■ SHORT TASK:
Reply with one number: the count of lines in the listing that contain the string "Lower".

■ DATA LINES:
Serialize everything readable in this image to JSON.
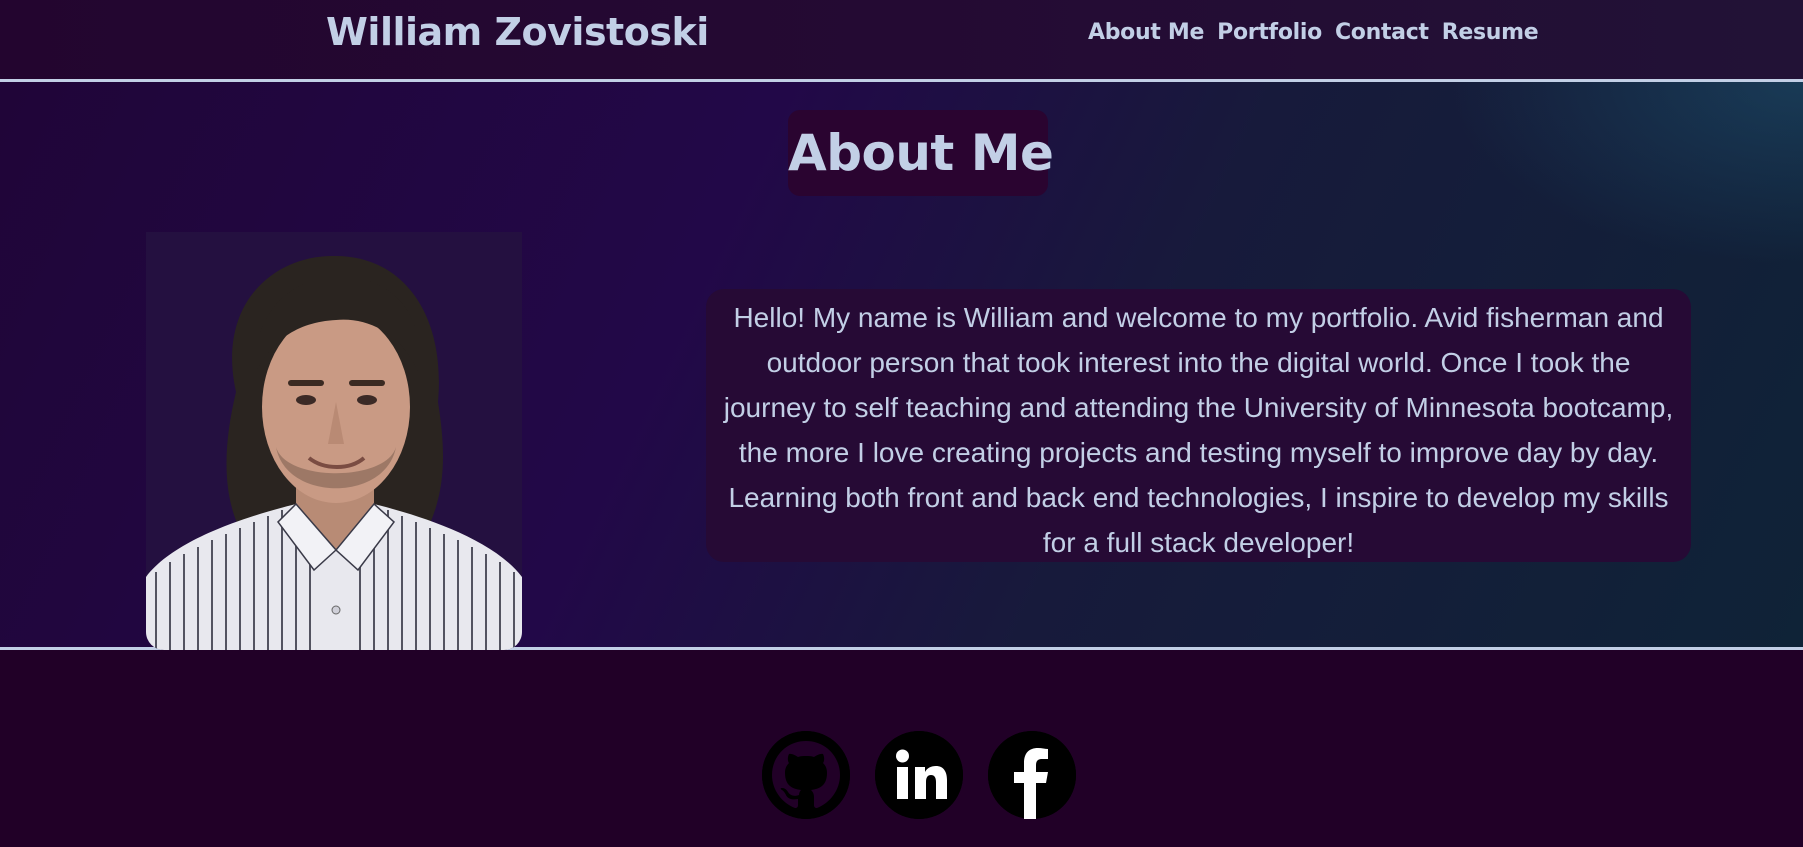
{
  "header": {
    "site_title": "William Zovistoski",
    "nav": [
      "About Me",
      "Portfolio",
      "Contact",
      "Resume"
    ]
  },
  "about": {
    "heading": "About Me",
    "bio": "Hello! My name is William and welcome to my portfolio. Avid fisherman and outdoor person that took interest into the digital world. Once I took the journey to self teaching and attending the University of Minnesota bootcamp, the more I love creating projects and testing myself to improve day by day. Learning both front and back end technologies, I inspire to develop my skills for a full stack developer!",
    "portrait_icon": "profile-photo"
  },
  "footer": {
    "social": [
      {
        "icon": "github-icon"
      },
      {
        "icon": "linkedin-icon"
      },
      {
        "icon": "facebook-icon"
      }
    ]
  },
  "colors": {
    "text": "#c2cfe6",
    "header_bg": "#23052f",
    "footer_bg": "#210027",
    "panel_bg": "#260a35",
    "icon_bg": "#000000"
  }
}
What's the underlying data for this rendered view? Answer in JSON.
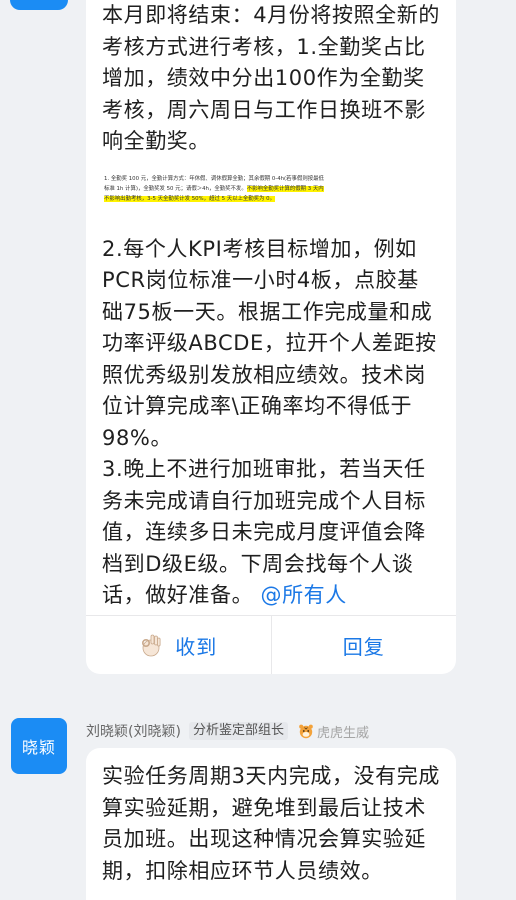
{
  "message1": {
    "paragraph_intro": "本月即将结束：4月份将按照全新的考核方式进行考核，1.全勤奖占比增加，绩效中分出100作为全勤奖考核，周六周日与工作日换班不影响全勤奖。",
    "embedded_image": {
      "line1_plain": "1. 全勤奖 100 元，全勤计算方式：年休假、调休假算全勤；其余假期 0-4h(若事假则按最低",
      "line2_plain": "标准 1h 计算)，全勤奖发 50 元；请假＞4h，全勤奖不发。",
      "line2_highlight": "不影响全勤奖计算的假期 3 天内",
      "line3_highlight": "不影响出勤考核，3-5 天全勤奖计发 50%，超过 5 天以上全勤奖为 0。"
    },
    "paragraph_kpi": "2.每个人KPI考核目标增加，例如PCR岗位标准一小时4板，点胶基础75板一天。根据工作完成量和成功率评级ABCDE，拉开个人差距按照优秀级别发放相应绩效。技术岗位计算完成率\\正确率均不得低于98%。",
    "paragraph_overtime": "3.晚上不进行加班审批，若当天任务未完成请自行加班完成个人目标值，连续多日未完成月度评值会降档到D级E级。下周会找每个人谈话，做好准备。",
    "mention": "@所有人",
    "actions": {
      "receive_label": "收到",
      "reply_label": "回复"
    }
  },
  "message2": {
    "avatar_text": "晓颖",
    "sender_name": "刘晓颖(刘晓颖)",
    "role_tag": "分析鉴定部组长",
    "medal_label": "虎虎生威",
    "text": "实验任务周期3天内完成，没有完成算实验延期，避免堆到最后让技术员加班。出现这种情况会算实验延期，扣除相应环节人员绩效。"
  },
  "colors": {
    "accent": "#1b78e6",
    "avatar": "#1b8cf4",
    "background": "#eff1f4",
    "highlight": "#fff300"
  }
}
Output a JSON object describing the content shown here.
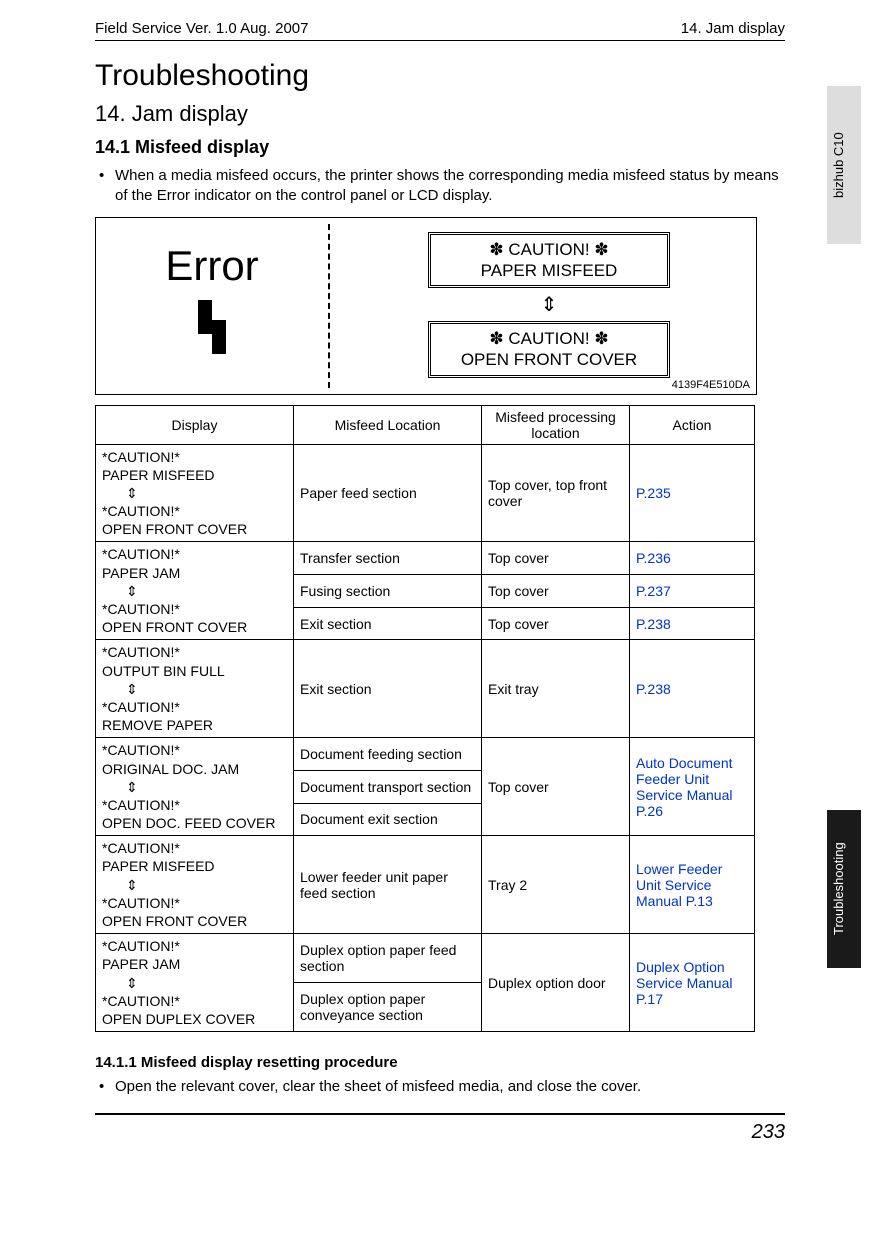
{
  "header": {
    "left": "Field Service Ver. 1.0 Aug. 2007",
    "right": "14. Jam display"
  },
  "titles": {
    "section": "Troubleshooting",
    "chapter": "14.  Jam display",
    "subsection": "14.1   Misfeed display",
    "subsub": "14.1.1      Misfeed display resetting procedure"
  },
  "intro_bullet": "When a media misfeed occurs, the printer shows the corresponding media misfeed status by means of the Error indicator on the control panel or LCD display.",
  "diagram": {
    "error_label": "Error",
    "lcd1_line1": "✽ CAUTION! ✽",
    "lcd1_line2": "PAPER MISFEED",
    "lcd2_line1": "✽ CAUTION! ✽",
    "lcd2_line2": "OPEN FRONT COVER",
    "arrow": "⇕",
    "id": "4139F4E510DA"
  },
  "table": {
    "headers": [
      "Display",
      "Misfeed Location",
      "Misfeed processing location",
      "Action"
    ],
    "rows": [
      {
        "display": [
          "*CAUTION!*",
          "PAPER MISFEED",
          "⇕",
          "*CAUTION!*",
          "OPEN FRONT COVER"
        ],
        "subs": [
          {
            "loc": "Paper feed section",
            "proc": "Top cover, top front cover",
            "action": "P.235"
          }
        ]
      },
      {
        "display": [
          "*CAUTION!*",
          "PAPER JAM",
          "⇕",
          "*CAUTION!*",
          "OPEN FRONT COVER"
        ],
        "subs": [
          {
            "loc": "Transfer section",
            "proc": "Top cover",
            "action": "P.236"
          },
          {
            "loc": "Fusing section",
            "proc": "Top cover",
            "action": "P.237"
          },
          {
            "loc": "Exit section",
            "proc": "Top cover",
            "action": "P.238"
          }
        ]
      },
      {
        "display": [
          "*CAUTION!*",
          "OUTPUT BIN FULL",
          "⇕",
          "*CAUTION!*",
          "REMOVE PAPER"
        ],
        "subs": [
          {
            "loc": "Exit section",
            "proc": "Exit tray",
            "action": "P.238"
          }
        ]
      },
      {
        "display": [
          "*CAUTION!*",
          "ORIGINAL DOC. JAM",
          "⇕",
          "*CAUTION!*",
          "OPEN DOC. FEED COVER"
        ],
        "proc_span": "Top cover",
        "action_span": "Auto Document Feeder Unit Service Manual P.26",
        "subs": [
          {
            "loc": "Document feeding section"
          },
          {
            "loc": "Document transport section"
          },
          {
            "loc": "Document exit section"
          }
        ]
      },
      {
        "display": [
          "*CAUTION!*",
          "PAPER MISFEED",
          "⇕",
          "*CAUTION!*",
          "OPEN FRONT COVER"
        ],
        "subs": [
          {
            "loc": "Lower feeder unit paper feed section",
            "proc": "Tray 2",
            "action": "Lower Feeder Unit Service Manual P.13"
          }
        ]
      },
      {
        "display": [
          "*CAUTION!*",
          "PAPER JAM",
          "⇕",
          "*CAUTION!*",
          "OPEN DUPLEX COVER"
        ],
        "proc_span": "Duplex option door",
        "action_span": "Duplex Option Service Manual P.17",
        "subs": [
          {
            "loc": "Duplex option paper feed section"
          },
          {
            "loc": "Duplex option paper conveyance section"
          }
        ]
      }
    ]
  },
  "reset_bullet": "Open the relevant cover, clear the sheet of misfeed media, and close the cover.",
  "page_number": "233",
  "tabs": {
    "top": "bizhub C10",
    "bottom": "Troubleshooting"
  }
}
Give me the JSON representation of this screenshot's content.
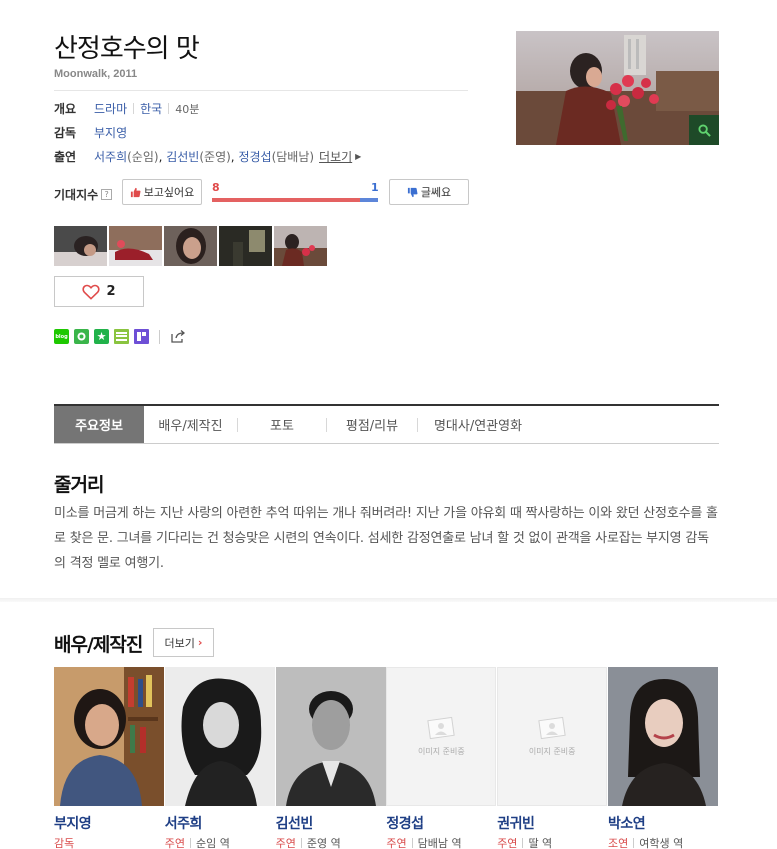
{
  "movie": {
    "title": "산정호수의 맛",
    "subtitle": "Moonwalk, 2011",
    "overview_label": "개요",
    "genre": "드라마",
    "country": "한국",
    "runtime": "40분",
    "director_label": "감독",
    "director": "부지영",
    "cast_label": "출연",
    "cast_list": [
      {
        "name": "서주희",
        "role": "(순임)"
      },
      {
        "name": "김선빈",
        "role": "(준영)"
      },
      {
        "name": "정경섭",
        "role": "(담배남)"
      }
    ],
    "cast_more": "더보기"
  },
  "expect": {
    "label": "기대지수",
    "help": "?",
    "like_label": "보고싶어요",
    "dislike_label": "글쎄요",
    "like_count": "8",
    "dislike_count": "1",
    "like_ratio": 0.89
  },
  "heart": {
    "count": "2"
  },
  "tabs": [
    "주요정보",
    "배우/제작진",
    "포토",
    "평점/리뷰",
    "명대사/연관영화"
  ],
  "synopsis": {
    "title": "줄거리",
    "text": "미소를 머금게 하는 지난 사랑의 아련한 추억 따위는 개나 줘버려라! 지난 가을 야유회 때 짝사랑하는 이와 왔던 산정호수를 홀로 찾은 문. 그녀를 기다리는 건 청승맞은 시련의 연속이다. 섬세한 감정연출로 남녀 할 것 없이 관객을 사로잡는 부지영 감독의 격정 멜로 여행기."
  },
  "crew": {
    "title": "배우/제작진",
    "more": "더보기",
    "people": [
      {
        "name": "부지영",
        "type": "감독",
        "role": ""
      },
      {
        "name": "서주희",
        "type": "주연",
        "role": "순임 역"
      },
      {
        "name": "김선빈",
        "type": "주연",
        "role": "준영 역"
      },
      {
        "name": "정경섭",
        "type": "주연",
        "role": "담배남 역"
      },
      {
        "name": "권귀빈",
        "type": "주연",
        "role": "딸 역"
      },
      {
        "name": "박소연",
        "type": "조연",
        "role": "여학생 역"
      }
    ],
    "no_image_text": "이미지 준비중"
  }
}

■ THE RESPONSE:
2